The problem
Report, as a bare number, how many lines hold "provider".

Excerpted data
--------------------------------

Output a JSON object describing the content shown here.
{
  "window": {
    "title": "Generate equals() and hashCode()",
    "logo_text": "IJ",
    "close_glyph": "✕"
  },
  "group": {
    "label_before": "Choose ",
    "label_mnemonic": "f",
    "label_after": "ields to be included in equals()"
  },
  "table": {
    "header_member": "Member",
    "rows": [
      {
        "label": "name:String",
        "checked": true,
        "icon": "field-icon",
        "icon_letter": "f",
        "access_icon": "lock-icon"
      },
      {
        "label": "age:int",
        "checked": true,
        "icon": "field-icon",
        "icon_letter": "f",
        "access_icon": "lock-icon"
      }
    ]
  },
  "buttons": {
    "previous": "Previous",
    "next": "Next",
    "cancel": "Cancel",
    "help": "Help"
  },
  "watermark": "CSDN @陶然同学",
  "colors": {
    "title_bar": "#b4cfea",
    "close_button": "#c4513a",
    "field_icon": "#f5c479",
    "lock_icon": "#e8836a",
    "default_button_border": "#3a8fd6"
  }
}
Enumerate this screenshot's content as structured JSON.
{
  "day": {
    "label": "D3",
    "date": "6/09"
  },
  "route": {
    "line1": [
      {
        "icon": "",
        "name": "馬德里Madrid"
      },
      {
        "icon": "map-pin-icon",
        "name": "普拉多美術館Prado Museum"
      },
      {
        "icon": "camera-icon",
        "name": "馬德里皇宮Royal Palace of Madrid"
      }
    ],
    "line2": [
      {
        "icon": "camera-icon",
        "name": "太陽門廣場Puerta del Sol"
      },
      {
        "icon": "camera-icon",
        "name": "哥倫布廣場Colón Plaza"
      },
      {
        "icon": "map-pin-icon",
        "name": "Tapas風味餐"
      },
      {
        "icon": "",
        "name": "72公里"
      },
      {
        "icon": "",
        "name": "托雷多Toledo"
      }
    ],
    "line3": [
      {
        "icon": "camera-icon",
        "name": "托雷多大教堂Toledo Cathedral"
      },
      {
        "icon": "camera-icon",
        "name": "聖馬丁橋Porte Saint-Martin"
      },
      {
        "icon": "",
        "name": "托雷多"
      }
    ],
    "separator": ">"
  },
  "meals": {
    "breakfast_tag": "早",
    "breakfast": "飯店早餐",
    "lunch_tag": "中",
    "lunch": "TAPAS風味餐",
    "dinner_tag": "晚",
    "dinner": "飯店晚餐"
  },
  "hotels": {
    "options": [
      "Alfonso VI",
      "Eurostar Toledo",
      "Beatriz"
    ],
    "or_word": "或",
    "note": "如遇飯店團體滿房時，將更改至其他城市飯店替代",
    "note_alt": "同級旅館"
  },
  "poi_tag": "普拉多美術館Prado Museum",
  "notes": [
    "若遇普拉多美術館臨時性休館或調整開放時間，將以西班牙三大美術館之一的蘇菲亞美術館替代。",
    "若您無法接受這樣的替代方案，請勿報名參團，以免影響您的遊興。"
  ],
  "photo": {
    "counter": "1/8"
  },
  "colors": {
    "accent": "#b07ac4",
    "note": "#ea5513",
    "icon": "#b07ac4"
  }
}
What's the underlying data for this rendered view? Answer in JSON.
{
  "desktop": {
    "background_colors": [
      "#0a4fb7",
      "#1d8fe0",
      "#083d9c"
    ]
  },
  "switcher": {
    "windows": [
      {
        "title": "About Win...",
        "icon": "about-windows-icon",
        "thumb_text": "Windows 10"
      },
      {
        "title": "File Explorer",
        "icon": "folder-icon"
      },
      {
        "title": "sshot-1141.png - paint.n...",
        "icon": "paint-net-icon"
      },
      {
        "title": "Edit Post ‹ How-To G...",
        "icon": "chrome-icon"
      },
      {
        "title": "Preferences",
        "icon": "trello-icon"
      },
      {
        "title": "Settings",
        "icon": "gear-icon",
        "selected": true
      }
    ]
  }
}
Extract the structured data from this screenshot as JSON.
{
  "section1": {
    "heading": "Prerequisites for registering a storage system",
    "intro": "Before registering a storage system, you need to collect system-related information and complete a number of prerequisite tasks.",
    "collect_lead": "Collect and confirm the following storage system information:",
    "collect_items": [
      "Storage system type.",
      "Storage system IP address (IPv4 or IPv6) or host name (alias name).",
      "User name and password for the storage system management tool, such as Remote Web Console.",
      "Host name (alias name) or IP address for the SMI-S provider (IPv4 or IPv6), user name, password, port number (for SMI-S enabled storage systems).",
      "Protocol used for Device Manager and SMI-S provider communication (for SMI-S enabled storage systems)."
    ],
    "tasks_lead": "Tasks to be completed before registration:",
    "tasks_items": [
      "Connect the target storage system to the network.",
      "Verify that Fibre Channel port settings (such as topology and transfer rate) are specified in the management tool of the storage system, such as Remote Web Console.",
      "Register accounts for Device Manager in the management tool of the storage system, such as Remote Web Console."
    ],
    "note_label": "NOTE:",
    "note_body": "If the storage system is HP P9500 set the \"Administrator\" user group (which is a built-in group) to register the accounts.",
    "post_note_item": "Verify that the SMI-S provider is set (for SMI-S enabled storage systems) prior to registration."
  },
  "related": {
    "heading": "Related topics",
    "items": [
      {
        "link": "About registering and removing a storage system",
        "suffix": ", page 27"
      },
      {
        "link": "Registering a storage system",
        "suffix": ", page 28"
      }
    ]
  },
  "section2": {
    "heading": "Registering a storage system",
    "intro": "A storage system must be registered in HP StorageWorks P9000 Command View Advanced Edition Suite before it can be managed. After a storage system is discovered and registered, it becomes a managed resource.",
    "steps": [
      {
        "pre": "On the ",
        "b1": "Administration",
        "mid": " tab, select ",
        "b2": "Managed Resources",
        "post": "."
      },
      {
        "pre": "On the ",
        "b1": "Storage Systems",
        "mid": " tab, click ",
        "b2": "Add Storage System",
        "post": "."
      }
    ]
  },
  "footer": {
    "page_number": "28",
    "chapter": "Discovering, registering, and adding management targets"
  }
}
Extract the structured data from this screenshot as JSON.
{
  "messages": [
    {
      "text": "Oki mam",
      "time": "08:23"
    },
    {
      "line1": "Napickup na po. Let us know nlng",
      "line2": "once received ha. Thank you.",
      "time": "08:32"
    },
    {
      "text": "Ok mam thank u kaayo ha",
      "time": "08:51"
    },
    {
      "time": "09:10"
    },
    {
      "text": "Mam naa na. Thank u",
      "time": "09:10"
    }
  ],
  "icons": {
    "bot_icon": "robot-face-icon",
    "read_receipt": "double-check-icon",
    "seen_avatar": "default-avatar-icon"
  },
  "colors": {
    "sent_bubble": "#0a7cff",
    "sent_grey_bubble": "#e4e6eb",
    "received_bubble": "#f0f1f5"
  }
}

--------------------------------

Solution below
3